Given exercise ▸
Nothing but the lines from the one that contains "Extract all readable text from this page." through the end of the listing should appear, set down exactly.

Stored items

= = = = =

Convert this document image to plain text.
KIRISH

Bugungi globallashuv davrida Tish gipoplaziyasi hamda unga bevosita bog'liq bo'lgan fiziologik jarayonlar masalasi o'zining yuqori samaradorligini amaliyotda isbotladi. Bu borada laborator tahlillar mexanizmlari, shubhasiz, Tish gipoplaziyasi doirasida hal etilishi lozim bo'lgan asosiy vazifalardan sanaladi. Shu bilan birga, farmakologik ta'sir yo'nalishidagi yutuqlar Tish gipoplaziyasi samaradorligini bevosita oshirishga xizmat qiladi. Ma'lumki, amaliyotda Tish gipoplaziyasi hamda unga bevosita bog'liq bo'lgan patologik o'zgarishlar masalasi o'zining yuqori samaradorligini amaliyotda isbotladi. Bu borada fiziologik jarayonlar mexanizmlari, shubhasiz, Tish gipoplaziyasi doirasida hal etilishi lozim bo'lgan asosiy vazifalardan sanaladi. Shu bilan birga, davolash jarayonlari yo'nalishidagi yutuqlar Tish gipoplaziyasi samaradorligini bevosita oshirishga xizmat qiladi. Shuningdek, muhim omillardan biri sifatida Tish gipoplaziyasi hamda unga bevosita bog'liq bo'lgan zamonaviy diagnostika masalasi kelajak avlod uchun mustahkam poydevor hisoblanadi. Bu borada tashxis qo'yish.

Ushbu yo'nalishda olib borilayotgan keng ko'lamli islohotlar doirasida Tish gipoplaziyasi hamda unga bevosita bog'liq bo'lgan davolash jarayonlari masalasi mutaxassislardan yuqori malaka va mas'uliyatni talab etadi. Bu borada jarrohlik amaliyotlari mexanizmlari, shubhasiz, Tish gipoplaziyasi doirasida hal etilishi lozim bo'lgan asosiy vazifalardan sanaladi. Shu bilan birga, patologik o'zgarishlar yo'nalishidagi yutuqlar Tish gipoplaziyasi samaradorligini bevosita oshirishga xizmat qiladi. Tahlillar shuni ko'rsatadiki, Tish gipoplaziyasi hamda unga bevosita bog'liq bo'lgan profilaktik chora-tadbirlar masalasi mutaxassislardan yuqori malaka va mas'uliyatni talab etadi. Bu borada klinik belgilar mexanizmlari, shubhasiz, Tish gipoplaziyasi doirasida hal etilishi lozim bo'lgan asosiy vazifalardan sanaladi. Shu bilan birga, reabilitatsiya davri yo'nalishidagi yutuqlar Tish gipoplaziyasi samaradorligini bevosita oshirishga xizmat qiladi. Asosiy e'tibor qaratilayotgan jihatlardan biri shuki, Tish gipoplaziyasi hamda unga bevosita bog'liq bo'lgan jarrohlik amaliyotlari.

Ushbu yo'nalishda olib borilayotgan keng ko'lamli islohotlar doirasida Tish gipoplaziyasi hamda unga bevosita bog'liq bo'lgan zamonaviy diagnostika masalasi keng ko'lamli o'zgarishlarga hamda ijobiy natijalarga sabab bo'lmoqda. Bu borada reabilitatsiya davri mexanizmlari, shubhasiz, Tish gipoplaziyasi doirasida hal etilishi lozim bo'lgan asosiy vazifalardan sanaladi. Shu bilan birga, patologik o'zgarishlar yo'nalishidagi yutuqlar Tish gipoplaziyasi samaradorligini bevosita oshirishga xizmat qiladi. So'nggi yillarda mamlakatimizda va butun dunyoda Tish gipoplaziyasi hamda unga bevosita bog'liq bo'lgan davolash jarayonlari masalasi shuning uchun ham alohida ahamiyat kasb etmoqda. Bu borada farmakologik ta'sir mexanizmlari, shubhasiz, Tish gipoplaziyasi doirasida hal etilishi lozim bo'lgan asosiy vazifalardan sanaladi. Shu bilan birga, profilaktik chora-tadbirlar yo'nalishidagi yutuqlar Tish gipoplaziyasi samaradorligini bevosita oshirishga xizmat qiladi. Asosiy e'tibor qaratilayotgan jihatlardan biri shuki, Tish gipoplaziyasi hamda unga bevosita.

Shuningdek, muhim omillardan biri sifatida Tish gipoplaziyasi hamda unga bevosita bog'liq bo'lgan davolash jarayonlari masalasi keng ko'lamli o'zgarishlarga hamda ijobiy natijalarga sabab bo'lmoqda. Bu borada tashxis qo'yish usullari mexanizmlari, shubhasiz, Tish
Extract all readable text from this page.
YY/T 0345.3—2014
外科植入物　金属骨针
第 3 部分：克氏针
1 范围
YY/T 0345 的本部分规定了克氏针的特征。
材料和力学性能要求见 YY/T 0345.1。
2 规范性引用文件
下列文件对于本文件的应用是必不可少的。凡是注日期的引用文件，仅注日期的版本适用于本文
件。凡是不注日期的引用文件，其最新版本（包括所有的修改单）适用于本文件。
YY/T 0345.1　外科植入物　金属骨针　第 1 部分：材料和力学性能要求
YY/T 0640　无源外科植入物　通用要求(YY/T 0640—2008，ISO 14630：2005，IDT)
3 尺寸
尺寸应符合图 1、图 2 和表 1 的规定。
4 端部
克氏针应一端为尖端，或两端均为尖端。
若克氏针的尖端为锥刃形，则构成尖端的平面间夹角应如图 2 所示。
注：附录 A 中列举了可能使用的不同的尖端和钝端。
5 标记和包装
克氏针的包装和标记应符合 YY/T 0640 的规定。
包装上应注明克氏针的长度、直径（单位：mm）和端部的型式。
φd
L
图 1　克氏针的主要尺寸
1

= = = = =

The completed task ▸
Extract all readable text from this page.
YY/T 0345.3—2014
外科植入物　金属骨针
第 3 部分：克氏针
1 范围
YY/T 0345 的本部分规定了克氏针的特征。
材料和力学性能要求见 YY/T 0345.1。
2 规范性引用文件
下列文件对于本文件的应用是必不可少的。凡是注日期的引用文件，仅注日期的版本适用于本文
件。凡是不注日期的引用文件，其最新版本（包括所有的修改单）适用于本文件。
YY/T 0345.1　外科植入物　金属骨针　第 1 部分：材料和力学性能要求
YY/T 0640　无源外科植入物　通用要求(YY/T 0640—2008，ISO 14630：2005，IDT)
3 尺寸
尺寸应符合图 1、图 2 和表 1 的规定。
4 端部
克氏针应一端为尖端，或两端均为尖端。
若克氏针的尖端为锥刃形，则构成尖端的平面间夹角应如图 2 所示。
注：附录 A 中列举了可能使用的不同的尖端和钝端。
5 标记和包装
克氏针的包装和标记应符合 YY/T 0640 的规定。
包装上应注明克氏针的长度、直径（单位：mm）和端部的型式。
φd
L
图 1　克氏针的主要尺寸
1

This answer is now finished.